# What the exercise asks
Answer these questions from the text on REACH and construction products:
1. What interim step should constructors take with their product suppliers?
2. Under which two frameworks was HBCD restricted?
3. When will the formaldehyde emission limits come into force?

# Text shown
The Safety Data Sheets (SDS) under REACH serve as a crucial repository of information for construction professionals and as a bridge between CPR and REACH. These sheets, as mandated by REACH, detail the chemical composition of products, aiding in the implementation of CPR by offering insights into potential hazards and safe handling procedures. These sheets are pivotal in making informed decisions and ensuring safety throughout the product lifecycle.

While REACH and CPR work in tandem, the full potential of their collaboration is hindered by the insufficient implementation of the Declaration of Performance (DoP). The DoP, a CPR requirement, should integrate information from REACH to offer a comprehensive overview of a product’s performance and chemical safety. As it was already emphasised, while the information for building products that come with SDS is readily available, it is difficult to obtain data for building products that are articles under REACH. Currently an interim solution that all constructors should make use of in view of the NonHazCity 3 project is to ask their product suppliers for a REACH conformity declaration to ensure that the manufacturers have regarded all their duties.

REACH Restriction Processes: Real-world Examples

Two impactful instances exemplify REACH’s role in enhancing the safety of construction products:

  1. Restriction of HBCD in Polystyrene Insulation Products

HBCD, a flame retardant for plastics, was restricted due to its environmental persistence and bioaccumulative properties, not only under REACH Annex XIV but also under the Persistent Organic Pollutants (POP) Regulation. The inclusion in both frameworks underscores the severity of its environmental impact. This restriction aligns with CPR’s objective of ensuring circularity and sustainable product life-cycles.

  1. Restriction of Phthalates like DEHP in Soft PVC Floor Coverings

Phthalates, commonly used in PVC products, were restricted due to health concerns (toxic to reproduction and interferes with the hormone system), particularly for vulnerable populations. This aligns with CPR’s focus on protecting consumer health and safety.

  1. Restriction of Formaldehyde in construction products

A maximum emission limit for formaldehyde, a substance with a broad application scope, was recently (July 2023) established due to its carcinogenic and mutagenic properties. The restriction does not apply only to indoor air relevant articles, but also all other consumer products, including construction materials. The limits will come into force in August 2026.

# Data section
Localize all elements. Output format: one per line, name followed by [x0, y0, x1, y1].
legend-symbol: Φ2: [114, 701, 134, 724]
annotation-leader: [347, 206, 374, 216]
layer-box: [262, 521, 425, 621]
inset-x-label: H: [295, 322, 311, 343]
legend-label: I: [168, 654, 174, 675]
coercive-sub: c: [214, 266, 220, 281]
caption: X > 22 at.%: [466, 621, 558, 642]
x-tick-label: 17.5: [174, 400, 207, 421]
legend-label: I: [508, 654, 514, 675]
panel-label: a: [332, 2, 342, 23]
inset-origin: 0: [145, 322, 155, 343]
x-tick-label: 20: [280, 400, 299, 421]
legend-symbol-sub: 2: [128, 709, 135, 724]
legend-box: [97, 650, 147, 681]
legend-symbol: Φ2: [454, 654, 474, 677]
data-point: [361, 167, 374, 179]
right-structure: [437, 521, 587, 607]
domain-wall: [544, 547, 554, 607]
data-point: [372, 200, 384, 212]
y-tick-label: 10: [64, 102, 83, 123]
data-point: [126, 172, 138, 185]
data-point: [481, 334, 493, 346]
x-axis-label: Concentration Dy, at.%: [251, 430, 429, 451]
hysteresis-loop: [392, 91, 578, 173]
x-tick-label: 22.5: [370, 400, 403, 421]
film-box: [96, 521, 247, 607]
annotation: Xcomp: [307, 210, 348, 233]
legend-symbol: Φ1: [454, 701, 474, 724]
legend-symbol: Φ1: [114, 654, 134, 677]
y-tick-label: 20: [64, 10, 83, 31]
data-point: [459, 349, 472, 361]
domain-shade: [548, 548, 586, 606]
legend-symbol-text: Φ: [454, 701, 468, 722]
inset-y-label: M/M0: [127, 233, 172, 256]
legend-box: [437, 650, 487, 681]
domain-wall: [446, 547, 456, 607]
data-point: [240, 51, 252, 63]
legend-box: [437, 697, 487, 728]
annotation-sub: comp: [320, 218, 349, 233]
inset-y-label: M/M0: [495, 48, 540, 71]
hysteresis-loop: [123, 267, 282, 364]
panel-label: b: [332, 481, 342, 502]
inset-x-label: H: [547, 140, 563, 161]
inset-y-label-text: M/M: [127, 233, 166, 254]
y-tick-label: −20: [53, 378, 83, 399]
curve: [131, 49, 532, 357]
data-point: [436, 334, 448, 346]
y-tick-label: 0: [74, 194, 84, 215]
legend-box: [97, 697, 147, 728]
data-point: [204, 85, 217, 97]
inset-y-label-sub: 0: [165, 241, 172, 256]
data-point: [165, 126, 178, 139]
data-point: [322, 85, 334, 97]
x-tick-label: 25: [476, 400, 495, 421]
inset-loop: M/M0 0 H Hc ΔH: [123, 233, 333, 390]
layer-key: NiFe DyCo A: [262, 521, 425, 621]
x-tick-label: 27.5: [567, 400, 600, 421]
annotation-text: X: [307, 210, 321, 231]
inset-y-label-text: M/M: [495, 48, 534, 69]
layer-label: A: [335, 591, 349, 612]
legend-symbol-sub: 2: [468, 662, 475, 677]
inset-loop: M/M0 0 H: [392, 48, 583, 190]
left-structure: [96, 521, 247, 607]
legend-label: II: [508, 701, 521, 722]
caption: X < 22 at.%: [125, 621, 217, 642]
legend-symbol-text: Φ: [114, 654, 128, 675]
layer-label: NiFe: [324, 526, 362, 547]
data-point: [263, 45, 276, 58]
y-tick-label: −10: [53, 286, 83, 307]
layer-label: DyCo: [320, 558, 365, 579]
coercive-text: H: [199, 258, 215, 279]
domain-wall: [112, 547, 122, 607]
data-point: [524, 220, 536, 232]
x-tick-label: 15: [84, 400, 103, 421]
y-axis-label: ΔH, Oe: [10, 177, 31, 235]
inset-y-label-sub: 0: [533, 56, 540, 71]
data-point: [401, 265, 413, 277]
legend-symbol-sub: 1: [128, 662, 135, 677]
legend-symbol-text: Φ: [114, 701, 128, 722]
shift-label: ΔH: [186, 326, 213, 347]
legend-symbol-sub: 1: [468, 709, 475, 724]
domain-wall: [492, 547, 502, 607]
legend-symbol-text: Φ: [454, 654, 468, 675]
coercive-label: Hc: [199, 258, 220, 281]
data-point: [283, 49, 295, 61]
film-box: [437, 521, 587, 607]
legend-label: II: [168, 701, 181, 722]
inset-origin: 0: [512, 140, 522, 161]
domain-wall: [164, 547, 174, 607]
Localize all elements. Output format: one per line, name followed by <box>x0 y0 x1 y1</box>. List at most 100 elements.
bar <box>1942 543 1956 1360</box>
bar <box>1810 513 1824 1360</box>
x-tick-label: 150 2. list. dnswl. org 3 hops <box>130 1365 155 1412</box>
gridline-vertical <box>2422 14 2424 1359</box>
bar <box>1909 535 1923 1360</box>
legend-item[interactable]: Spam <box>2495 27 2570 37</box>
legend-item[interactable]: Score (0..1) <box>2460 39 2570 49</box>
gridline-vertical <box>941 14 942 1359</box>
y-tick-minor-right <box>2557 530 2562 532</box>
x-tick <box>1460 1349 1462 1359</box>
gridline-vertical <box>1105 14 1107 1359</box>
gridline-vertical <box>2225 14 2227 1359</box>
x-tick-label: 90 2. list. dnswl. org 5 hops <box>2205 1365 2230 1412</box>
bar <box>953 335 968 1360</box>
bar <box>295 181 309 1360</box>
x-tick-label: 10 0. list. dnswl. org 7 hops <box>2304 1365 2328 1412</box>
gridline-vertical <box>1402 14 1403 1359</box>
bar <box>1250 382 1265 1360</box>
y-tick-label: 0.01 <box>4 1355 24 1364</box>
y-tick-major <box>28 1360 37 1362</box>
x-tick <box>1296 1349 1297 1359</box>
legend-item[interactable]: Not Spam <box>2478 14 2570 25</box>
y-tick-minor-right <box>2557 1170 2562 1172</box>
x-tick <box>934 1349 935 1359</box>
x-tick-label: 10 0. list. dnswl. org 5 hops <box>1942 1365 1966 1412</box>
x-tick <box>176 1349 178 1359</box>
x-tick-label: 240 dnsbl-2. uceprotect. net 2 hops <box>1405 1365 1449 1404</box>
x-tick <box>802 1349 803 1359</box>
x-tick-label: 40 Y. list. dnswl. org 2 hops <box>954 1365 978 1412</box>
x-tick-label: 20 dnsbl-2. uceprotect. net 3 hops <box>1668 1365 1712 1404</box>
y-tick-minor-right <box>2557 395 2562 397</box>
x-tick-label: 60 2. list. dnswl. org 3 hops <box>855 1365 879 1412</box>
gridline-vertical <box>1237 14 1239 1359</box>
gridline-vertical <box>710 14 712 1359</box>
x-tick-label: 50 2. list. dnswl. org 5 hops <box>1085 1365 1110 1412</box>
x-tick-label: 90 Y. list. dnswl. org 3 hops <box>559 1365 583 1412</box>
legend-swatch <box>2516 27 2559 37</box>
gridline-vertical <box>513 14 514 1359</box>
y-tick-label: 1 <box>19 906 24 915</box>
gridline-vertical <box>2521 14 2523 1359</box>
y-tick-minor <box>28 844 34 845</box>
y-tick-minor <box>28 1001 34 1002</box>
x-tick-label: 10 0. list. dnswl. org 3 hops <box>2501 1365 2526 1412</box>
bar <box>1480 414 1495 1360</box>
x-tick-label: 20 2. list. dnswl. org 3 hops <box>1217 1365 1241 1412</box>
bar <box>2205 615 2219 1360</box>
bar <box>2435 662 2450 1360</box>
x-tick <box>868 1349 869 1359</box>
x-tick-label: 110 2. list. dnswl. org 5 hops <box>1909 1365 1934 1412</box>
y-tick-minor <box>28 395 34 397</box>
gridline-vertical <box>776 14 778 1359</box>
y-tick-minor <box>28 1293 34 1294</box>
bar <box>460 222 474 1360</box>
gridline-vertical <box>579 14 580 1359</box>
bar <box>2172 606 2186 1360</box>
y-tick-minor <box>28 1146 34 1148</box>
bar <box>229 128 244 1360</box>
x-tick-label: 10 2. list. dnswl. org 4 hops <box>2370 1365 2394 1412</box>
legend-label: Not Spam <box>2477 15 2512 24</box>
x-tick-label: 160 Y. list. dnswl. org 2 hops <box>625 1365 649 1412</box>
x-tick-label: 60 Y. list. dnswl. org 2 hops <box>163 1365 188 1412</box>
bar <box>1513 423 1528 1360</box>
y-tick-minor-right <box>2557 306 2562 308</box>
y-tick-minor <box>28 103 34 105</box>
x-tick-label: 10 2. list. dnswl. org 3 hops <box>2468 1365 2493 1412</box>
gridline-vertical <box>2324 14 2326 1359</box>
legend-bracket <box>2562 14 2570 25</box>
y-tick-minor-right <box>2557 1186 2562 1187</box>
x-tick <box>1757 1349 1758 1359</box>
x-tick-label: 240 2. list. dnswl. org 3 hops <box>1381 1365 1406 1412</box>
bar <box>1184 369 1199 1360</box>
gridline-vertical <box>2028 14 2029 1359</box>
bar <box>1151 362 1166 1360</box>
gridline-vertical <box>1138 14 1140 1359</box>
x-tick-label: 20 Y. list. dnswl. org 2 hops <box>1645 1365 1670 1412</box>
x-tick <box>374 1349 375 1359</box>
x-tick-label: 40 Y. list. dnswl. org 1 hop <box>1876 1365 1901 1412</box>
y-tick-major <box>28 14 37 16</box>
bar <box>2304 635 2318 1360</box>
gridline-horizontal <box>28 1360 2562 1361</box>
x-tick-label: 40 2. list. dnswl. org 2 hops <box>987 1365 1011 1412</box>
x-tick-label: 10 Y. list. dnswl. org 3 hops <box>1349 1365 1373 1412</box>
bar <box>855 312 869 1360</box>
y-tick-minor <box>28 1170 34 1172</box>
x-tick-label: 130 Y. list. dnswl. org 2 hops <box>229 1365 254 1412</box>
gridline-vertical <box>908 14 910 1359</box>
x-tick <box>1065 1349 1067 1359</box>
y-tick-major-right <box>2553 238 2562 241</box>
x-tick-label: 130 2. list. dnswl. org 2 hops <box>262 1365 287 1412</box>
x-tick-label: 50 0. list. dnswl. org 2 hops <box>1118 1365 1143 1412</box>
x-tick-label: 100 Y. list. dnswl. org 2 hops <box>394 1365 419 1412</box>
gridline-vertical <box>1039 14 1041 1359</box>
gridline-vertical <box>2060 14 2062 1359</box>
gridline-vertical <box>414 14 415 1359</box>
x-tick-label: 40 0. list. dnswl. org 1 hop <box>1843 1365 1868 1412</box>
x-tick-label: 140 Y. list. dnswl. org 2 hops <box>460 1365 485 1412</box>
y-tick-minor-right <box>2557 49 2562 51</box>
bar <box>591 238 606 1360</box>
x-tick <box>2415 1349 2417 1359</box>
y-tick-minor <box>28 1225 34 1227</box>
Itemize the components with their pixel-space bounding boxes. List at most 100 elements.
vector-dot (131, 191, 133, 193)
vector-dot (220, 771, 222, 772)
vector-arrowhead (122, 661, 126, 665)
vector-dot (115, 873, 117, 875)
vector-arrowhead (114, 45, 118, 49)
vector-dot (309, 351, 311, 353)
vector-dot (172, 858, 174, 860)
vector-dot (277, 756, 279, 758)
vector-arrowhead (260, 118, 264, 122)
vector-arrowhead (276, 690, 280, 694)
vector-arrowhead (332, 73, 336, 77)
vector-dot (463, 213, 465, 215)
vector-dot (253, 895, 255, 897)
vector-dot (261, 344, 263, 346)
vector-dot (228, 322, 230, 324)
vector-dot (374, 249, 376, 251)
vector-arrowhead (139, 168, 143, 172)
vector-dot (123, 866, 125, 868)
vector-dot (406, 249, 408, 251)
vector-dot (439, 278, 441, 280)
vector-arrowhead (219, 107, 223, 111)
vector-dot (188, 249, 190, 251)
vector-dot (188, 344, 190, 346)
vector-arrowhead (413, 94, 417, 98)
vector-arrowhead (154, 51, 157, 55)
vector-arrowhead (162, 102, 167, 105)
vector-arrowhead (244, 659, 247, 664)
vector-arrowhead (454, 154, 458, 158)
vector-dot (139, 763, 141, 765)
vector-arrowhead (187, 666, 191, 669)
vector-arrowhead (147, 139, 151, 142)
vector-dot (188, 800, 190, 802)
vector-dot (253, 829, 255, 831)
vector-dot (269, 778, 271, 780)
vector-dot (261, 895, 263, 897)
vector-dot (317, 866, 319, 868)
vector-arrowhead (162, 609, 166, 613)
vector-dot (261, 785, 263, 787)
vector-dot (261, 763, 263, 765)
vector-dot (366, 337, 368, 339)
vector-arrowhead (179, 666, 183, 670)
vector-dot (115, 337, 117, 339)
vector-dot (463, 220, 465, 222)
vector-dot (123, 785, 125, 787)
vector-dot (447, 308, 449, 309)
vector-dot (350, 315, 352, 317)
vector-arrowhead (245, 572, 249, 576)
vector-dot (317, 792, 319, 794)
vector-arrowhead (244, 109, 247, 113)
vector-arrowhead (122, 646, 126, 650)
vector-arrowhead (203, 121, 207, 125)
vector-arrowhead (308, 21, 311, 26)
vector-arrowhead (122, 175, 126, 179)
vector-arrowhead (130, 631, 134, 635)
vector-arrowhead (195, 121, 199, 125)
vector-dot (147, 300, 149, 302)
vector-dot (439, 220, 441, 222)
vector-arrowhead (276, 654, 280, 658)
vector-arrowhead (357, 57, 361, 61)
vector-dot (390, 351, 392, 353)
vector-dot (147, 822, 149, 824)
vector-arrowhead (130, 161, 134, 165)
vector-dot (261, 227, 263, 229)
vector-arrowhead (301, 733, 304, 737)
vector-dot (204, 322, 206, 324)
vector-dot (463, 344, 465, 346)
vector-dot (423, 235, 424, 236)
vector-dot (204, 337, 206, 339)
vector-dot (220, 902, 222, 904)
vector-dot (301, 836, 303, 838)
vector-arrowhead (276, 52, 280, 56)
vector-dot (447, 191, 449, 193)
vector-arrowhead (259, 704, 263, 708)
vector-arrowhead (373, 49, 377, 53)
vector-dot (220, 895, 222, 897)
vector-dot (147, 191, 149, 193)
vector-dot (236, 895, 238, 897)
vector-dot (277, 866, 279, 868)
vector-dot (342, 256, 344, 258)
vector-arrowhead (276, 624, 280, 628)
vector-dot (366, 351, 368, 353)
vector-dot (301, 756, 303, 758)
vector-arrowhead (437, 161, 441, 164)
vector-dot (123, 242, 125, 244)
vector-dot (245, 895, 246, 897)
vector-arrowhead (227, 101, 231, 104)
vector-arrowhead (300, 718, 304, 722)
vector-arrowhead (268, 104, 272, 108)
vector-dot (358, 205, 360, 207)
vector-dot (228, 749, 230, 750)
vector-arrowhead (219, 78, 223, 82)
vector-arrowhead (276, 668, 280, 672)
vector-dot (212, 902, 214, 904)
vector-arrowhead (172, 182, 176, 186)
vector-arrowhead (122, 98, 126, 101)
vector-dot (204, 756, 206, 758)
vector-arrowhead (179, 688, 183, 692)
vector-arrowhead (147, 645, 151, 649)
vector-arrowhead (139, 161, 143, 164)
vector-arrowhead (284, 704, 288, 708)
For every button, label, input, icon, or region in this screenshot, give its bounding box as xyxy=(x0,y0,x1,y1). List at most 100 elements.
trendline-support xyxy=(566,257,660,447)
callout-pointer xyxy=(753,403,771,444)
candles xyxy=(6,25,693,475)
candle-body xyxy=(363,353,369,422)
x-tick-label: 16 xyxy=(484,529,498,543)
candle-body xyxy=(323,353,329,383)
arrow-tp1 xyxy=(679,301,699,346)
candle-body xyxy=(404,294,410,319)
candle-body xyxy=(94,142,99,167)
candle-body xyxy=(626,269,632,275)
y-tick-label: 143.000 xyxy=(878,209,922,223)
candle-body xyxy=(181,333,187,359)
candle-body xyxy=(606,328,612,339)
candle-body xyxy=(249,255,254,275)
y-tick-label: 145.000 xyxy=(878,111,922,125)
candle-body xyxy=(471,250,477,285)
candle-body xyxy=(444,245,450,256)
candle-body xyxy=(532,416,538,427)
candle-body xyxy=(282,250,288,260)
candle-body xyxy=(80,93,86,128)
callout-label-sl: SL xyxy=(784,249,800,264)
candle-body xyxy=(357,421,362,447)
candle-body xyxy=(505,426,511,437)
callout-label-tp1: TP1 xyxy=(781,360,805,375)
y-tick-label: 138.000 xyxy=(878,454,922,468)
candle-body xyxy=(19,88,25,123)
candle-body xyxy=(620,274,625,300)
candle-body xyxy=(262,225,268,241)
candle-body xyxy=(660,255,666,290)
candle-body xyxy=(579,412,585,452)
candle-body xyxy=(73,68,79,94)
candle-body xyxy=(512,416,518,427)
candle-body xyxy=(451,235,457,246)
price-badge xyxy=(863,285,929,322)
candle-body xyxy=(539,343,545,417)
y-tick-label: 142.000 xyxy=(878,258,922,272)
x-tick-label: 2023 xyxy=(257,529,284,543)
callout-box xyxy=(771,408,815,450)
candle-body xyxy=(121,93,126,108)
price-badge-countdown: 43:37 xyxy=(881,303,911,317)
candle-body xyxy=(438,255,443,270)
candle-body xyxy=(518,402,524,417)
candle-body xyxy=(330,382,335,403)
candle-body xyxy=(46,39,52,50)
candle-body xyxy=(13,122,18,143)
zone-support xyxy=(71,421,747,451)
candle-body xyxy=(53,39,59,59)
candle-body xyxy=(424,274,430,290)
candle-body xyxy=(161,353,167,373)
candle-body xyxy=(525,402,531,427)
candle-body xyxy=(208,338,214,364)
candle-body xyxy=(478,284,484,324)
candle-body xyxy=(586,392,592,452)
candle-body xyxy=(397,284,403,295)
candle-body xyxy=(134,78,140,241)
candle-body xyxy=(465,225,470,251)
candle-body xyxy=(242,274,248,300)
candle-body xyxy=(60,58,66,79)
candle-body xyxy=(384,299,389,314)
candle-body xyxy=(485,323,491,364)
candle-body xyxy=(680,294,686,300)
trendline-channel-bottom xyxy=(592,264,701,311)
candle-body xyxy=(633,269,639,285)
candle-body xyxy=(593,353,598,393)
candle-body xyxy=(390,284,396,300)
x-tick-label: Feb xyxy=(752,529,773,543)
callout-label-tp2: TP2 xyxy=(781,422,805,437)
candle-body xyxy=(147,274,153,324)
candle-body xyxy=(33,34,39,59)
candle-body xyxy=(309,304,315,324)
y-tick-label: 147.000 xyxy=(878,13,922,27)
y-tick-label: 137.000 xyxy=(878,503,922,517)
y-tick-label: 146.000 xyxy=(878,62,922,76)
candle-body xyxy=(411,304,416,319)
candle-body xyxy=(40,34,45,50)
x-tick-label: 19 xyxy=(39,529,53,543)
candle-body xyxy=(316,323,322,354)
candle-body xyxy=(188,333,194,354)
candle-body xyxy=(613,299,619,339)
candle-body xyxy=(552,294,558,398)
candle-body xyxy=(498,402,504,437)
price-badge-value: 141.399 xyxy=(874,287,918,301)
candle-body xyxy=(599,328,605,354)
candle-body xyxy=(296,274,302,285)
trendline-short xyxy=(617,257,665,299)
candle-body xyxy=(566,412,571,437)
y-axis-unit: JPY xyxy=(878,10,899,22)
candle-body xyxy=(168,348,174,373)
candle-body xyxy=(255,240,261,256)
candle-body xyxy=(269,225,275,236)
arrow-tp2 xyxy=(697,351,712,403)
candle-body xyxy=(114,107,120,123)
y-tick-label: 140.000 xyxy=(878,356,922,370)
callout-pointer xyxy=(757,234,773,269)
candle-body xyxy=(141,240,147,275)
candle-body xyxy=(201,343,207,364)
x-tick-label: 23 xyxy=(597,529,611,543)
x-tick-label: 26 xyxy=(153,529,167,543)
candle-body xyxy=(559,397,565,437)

# Solution for this exercise
1. Ask their product suppliers for a REACH conformity declaration.
2. REACH Annex XIV and the Persistent Organic Pollutants (POP) Regulation.
3. August 2026.